**What needs to be done:** Wherever the word "color" appears in the entries, copy the whole line.

**Data section:**
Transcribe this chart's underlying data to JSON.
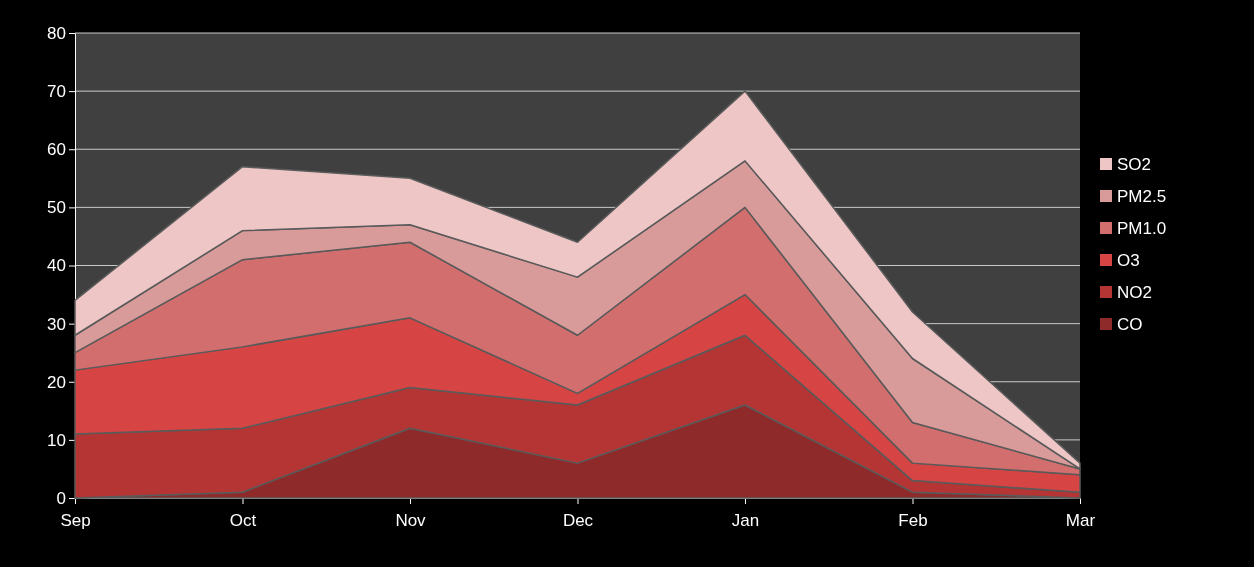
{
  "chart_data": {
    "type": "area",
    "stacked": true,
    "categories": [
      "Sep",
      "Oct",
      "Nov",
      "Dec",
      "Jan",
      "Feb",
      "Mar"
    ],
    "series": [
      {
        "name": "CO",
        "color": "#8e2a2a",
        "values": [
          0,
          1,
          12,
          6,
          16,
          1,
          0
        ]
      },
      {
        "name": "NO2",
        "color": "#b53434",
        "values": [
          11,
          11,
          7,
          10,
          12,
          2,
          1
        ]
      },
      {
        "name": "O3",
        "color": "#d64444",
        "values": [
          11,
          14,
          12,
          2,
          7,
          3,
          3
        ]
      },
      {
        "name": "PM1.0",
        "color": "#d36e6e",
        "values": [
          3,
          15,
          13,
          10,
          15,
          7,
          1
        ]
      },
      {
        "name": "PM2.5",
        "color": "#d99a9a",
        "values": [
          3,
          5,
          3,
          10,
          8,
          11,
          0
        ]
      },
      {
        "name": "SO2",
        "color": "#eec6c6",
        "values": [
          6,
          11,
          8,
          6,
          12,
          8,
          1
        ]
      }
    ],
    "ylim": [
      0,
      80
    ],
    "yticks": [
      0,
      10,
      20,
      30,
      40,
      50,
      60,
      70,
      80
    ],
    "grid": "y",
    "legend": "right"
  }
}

**Task response:**
        "color": "#8e2a2a",
        "color": "#b53434",
        "color": "#d64444",
        "color": "#d36e6e",
        "color": "#d99a9a",
        "color": "#eec6c6",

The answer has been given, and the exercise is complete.